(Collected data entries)
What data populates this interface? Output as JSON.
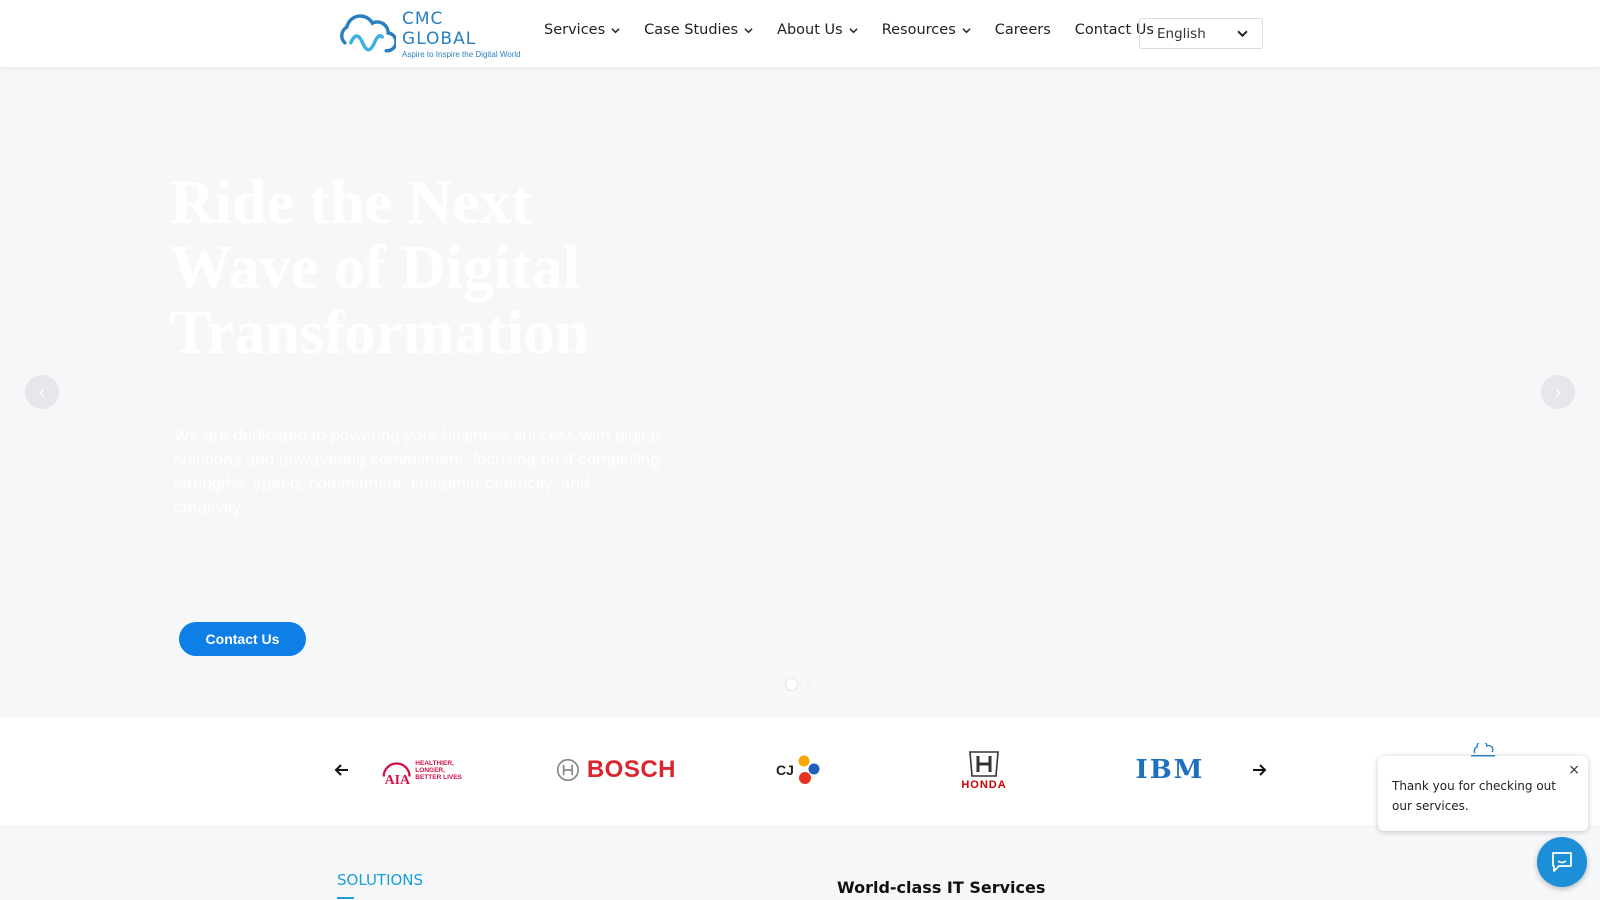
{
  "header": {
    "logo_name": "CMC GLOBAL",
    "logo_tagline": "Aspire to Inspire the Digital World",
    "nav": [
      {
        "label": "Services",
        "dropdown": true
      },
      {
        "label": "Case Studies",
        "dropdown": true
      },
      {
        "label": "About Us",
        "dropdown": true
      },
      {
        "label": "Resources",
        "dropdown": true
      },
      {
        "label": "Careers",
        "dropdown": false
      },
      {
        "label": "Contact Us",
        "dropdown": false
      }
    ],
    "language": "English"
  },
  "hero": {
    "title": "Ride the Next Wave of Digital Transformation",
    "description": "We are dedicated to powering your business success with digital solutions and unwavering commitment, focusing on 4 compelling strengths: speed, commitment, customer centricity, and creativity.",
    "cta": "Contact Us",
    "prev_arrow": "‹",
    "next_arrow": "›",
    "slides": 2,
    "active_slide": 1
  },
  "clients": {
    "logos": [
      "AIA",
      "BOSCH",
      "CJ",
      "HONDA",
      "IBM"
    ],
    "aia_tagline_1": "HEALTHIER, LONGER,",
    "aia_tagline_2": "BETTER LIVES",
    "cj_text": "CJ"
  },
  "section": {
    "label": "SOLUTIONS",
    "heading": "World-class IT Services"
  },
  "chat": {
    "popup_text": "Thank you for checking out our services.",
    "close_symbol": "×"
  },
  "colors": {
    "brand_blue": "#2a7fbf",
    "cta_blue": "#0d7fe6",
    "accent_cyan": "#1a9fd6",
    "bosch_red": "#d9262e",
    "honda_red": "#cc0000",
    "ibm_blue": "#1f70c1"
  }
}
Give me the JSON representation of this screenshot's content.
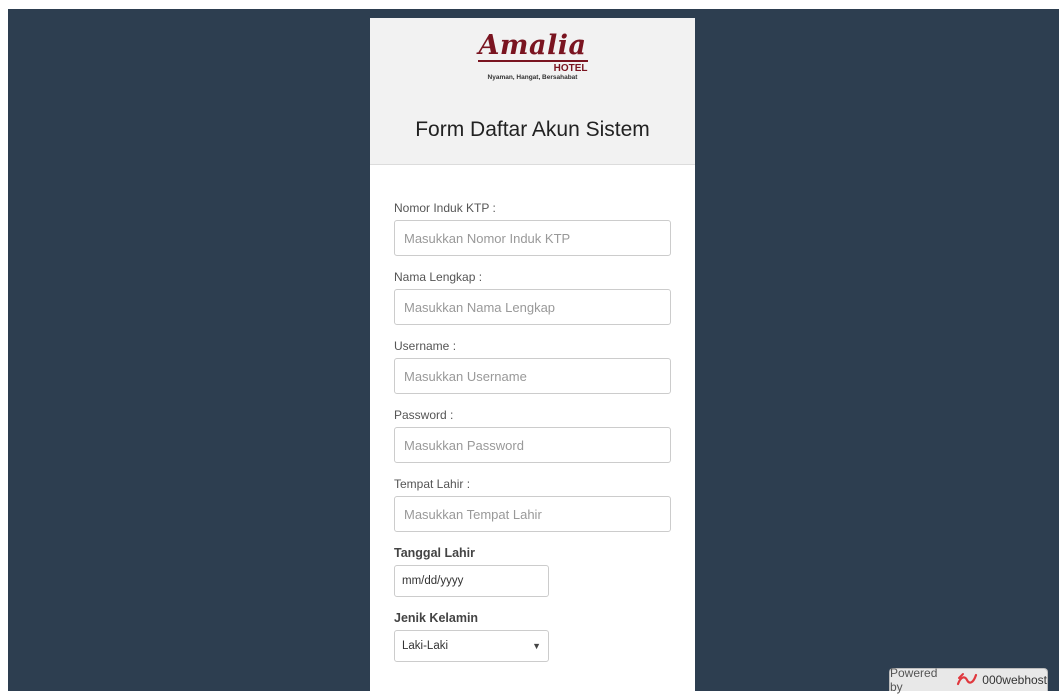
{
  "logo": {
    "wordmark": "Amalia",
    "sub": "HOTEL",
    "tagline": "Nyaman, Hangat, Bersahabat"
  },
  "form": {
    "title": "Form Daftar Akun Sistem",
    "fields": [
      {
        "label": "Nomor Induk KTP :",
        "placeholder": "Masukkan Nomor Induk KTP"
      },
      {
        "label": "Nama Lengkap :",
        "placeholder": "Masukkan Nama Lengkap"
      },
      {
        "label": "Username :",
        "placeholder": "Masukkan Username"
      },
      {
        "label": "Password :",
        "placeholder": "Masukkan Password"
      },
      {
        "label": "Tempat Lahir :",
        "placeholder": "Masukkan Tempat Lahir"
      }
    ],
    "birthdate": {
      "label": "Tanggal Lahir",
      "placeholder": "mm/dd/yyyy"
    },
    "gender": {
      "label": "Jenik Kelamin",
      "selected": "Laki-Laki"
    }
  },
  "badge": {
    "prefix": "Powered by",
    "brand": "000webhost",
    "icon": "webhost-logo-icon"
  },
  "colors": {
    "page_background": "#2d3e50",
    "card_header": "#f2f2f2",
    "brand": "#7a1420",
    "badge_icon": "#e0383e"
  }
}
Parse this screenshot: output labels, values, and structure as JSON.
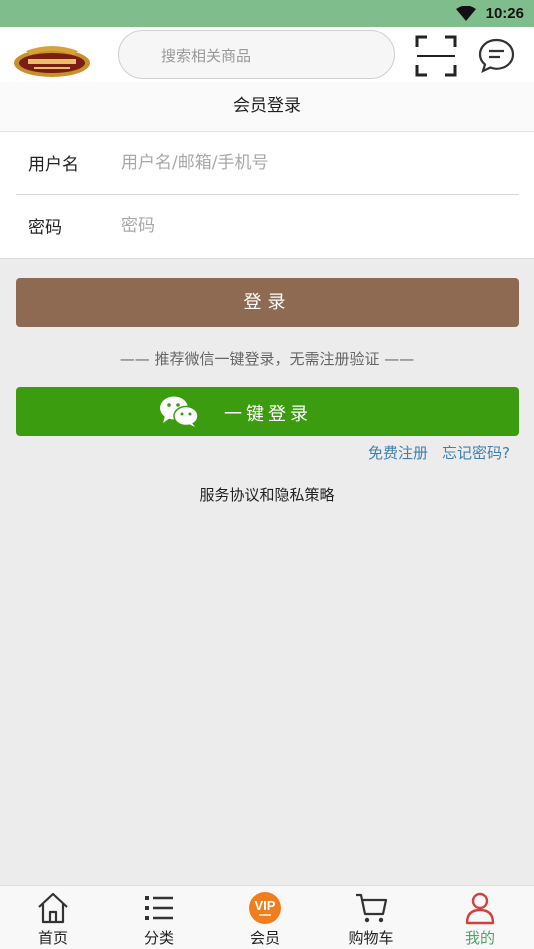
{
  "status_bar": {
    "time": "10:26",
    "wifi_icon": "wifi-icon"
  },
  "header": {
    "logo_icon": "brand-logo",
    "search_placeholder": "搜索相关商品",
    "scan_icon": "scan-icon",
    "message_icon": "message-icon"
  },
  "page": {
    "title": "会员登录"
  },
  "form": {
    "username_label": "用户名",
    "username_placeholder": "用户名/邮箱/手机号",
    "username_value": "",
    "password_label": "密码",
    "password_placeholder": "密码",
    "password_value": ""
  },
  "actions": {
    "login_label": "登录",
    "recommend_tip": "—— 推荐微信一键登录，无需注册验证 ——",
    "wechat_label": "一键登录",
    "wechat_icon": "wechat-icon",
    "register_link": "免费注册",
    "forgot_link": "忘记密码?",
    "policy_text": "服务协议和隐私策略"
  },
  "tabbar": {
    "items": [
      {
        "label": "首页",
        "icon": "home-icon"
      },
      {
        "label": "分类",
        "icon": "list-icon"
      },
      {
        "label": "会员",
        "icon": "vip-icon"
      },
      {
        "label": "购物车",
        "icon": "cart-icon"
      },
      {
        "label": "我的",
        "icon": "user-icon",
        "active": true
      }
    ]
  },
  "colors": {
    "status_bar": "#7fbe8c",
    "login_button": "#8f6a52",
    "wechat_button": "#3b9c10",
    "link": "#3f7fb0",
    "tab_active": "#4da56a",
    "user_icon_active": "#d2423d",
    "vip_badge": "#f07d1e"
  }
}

* * *

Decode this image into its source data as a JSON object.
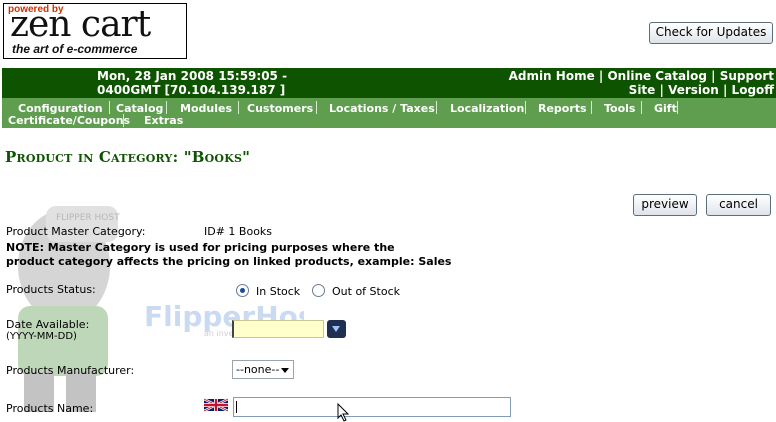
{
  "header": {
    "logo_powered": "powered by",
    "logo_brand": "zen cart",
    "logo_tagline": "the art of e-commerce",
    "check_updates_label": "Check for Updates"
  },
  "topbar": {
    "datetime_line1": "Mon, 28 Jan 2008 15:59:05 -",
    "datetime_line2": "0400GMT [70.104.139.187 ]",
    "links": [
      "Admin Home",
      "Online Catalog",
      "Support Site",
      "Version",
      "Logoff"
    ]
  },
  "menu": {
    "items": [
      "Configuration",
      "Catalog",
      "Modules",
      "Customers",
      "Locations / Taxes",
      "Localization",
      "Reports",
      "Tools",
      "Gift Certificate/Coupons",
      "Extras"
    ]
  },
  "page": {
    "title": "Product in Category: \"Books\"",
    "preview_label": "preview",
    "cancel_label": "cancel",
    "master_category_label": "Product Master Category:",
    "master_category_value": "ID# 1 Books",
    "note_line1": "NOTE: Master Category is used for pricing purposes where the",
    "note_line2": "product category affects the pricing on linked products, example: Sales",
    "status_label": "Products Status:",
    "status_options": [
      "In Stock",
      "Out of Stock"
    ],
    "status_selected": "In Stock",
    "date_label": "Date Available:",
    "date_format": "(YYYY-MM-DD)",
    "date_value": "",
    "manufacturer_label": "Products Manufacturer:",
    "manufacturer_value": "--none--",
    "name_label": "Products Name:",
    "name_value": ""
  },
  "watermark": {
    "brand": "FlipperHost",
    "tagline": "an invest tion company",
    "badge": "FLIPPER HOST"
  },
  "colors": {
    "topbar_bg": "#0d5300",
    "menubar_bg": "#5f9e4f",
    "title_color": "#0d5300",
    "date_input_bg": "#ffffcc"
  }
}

* * *

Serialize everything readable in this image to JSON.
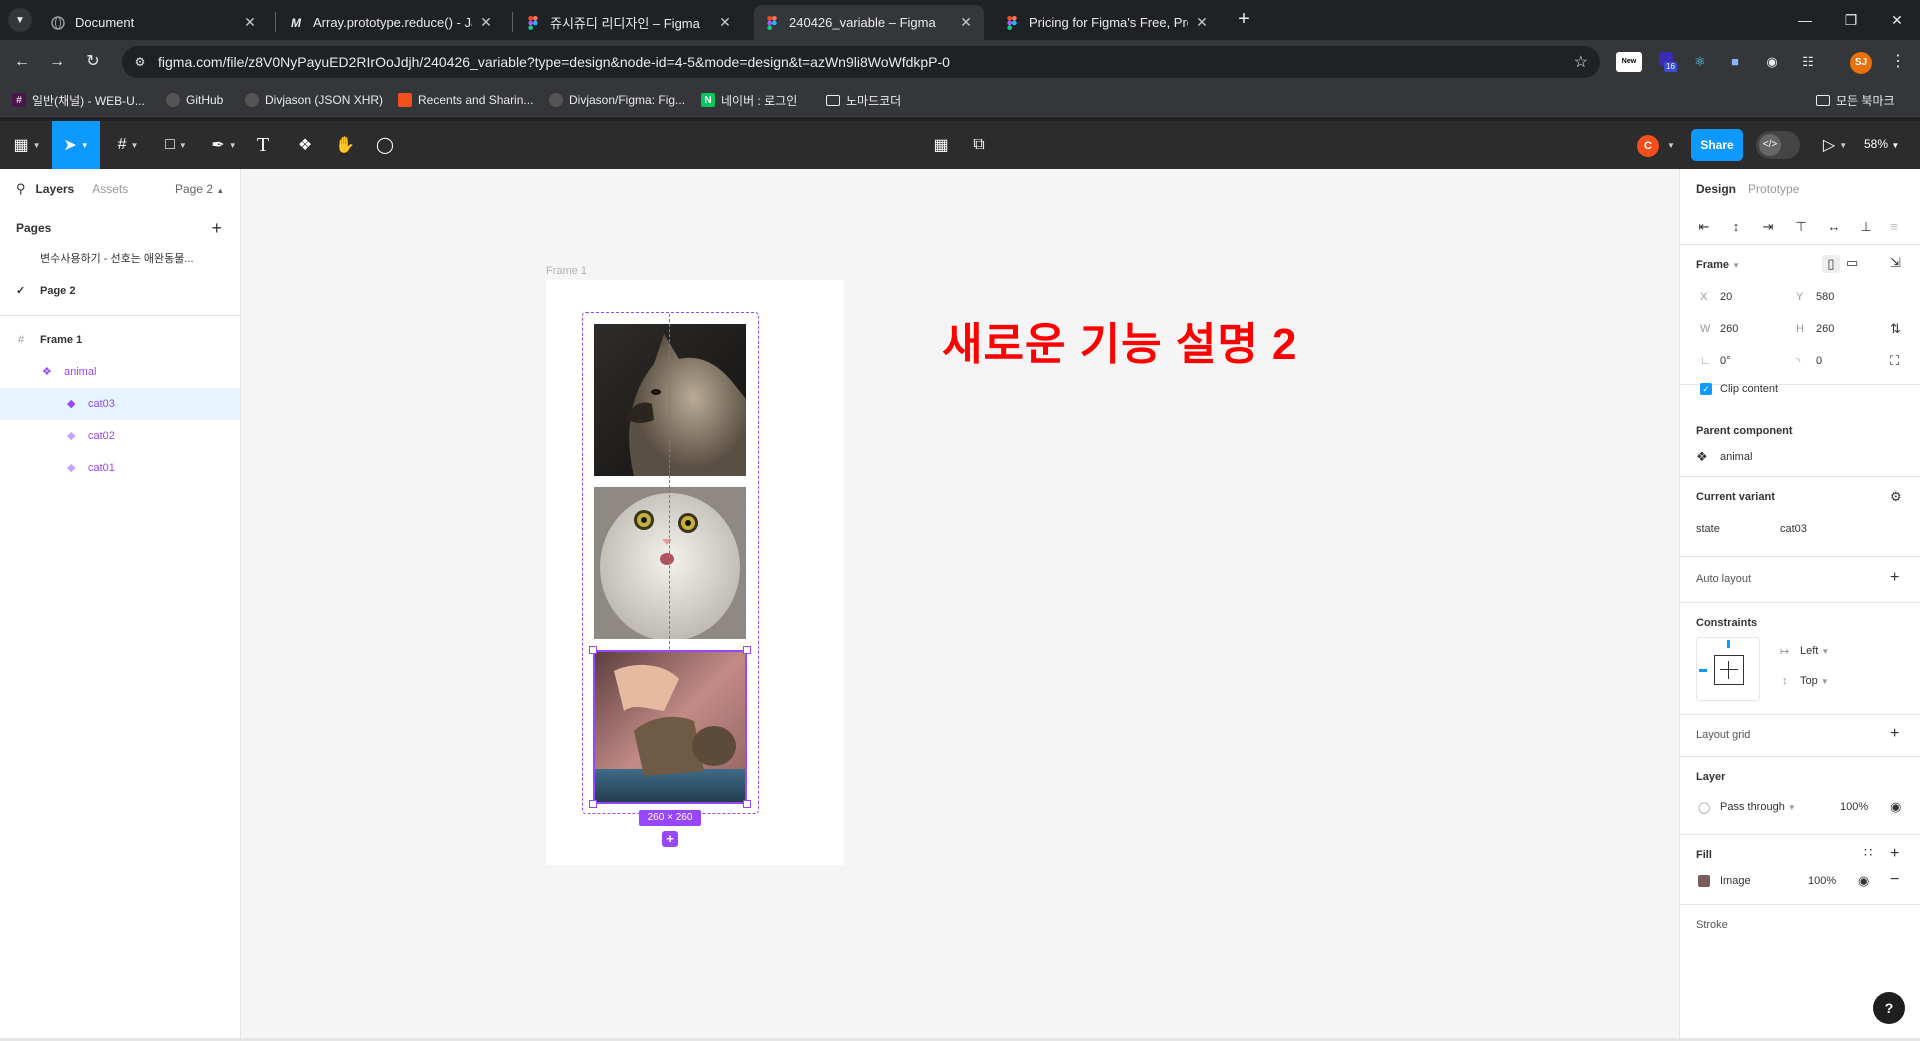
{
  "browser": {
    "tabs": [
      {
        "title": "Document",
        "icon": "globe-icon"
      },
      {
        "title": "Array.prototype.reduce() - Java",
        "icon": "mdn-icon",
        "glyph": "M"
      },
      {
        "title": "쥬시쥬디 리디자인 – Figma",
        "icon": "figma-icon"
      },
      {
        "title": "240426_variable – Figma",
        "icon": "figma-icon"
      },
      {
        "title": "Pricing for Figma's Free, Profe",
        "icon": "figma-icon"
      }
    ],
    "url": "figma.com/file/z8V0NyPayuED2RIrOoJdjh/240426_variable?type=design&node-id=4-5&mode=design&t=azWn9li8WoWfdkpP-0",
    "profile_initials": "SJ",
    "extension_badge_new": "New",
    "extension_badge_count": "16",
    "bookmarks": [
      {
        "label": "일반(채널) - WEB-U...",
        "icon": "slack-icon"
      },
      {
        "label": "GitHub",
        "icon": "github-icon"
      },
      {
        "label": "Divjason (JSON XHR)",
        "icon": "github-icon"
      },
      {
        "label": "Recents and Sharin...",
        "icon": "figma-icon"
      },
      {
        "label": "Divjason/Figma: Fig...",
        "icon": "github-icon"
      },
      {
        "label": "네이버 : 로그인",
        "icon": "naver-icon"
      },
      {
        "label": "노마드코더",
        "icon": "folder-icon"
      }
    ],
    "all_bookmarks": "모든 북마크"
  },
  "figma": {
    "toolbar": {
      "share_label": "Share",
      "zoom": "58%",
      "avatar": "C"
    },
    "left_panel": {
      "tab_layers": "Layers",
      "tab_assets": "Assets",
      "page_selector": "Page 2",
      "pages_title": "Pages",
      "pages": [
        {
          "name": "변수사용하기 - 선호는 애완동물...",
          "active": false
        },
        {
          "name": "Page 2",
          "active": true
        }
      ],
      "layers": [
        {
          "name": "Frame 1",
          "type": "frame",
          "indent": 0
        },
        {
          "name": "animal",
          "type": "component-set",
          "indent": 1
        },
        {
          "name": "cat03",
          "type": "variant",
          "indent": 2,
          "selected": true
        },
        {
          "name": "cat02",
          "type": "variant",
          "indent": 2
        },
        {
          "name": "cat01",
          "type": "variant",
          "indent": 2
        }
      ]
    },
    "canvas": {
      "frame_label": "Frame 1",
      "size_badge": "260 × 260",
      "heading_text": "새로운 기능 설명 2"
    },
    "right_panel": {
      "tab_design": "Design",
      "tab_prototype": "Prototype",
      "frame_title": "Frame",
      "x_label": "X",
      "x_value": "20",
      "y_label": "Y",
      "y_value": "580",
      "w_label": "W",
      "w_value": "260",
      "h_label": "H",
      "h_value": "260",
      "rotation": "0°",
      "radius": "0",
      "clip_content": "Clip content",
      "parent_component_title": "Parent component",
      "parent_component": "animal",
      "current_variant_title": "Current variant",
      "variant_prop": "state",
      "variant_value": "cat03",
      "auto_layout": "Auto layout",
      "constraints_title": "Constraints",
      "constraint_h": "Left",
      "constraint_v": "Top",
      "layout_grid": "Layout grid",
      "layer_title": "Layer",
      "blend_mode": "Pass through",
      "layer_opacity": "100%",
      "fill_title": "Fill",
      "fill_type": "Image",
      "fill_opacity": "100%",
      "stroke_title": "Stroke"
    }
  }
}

▸ **Short problem**:
Return all lines containing "Nomor".

▸ **Task response**:
        "label": "Nomor Induk KTP :",
        "placeholder": "Masukkan Nomor Induk KTP"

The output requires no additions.